# START OF RECORDS SUPPLIED
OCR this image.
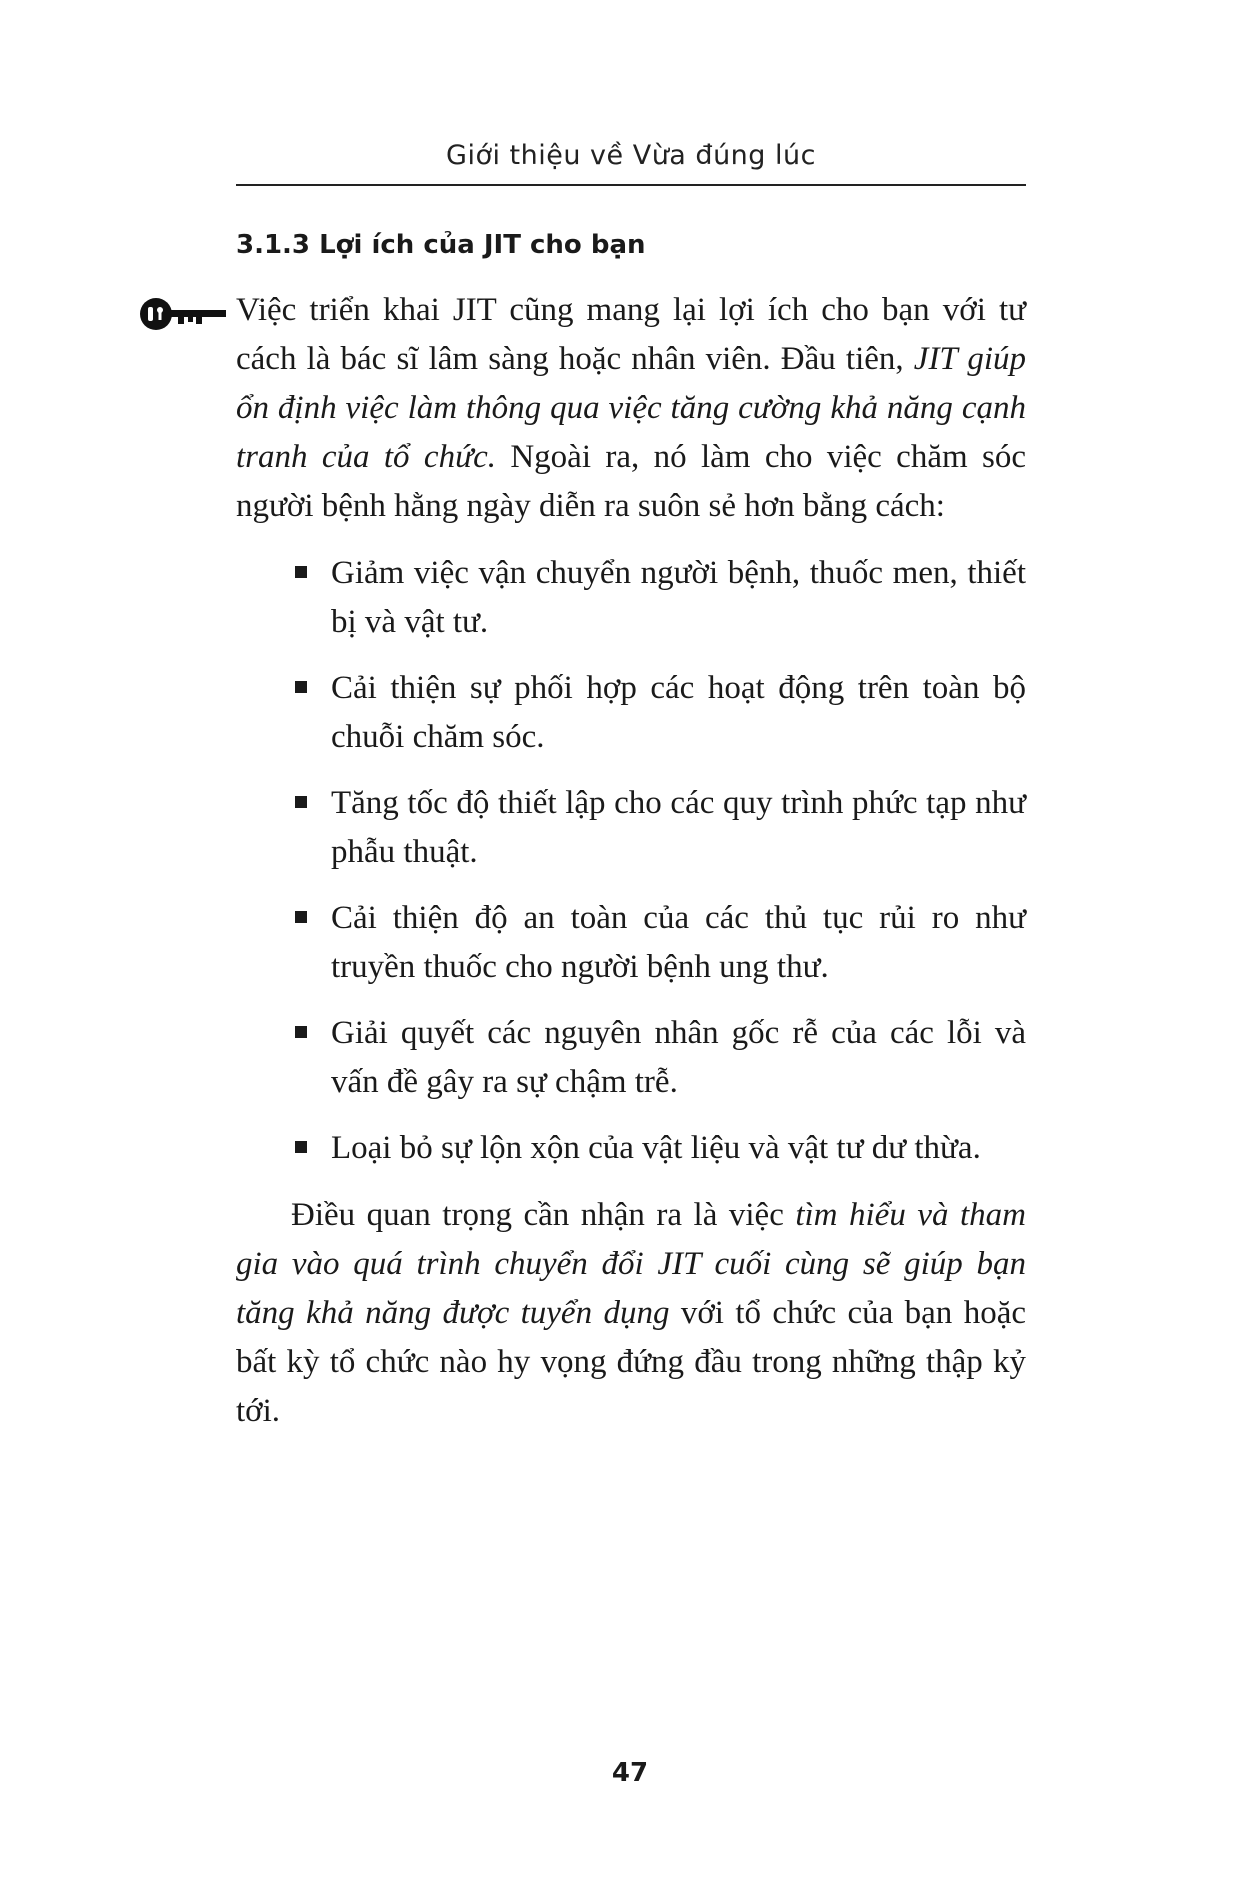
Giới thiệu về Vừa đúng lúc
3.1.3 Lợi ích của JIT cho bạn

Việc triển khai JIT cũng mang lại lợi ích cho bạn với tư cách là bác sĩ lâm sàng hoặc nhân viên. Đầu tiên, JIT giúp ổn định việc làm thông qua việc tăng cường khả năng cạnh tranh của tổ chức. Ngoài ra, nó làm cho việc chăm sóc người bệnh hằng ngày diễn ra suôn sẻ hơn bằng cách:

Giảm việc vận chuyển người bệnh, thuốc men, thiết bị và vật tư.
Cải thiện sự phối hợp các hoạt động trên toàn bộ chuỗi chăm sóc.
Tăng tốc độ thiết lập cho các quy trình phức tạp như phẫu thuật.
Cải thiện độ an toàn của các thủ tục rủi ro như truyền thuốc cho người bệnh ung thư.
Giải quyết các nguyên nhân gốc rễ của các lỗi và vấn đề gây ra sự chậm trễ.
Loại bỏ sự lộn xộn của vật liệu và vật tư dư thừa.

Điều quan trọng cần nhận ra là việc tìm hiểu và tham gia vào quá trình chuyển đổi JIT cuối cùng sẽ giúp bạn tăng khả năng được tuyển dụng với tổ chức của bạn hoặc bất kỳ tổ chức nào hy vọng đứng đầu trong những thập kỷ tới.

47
# END OF RECORDS SUPPLIED
# START OF RECORDS SUPPLIED
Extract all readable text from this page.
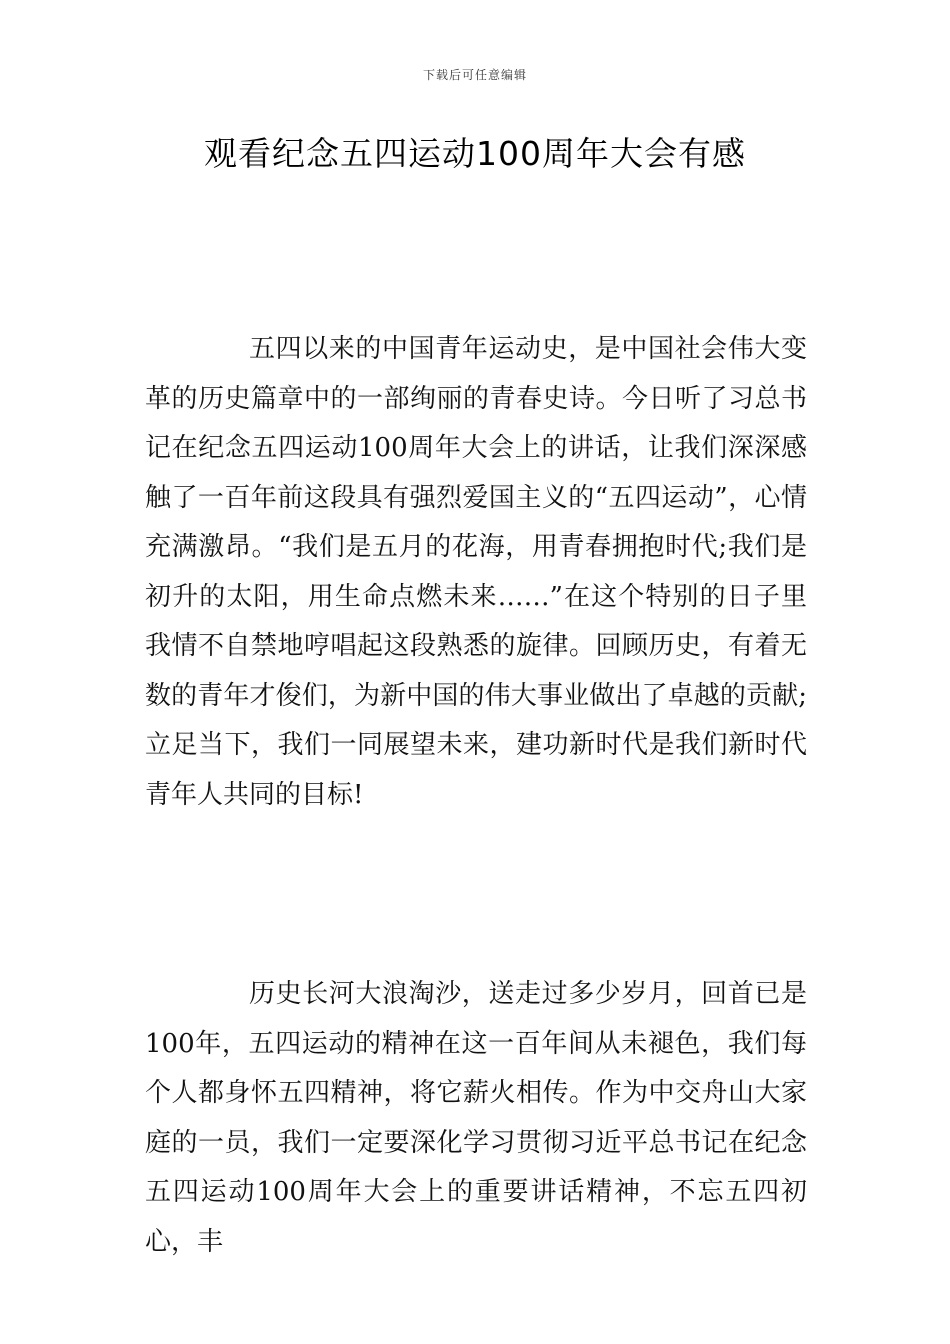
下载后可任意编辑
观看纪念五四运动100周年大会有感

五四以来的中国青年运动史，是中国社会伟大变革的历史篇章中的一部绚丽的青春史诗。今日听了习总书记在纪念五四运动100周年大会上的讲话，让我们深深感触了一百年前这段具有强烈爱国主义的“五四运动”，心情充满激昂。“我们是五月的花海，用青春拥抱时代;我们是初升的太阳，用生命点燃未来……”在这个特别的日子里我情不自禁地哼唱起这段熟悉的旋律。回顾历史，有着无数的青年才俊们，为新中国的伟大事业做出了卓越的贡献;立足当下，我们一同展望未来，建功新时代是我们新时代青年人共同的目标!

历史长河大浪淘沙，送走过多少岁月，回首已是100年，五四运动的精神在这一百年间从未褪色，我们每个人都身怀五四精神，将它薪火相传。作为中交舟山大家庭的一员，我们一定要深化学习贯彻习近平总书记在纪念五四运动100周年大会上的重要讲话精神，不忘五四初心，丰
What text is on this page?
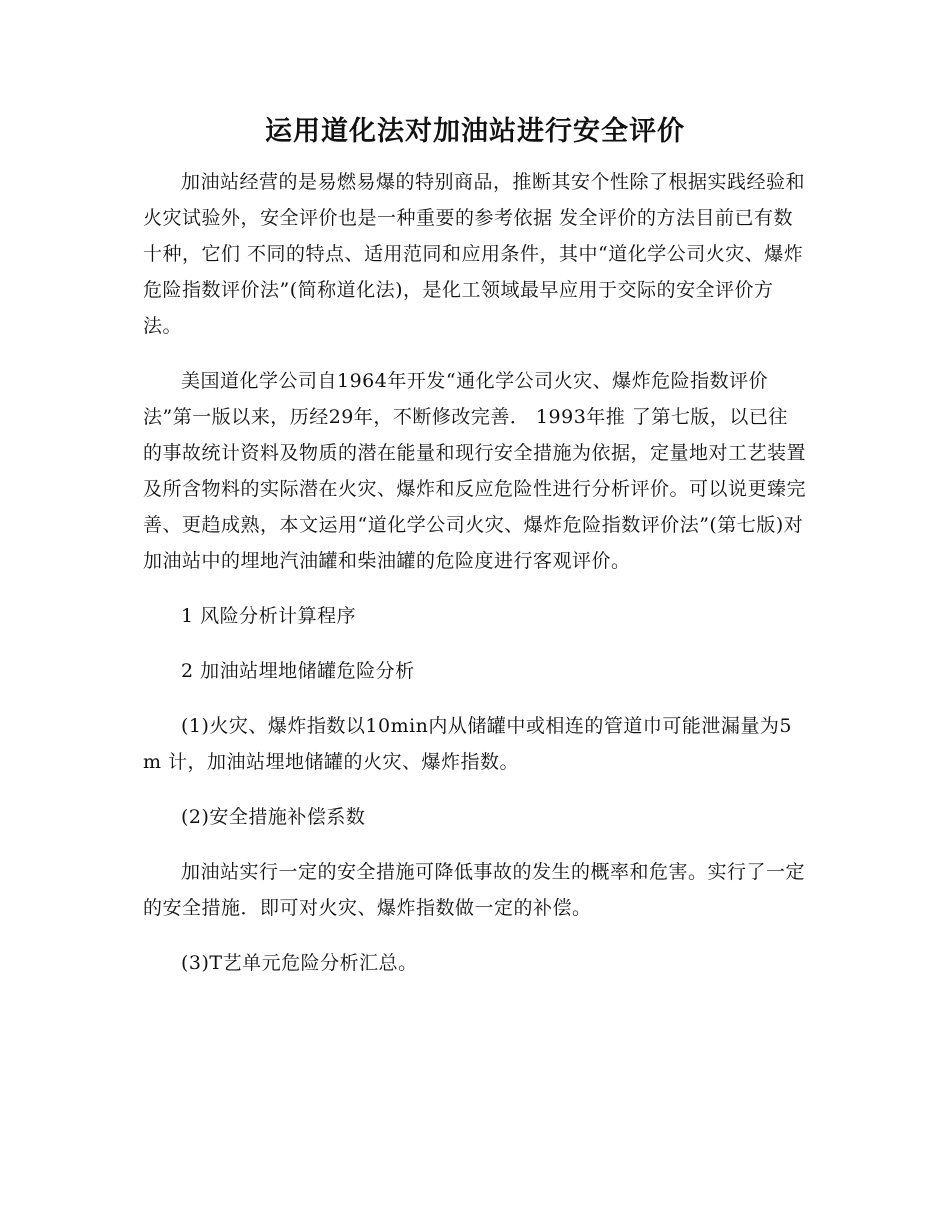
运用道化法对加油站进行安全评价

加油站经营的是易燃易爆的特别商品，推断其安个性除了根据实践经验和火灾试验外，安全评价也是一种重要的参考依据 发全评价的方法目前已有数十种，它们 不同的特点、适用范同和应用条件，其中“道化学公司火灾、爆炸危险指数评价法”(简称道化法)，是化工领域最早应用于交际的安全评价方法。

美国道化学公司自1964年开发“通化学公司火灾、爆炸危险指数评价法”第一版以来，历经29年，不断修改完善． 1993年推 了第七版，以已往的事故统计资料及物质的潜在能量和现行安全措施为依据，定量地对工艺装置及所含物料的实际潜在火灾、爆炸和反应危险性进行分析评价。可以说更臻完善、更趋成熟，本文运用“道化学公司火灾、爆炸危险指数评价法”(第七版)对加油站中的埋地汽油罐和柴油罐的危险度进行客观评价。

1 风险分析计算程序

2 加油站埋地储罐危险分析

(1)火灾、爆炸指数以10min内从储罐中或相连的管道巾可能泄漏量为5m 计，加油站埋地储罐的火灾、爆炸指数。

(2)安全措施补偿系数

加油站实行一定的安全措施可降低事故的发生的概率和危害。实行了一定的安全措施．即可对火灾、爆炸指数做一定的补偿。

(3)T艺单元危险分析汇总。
# END OF RECORDS SUPPLIED
WORK TO COMPLETE: Show every line from the entries above in which the word "thiết" appears.

WRITTEN REPLY:
Giảm việc vận chuyển người bệnh, thuốc men, thiết bị và vật tư.
Tăng tốc độ thiết lập cho các quy trình phức tạp như phẫu thuật.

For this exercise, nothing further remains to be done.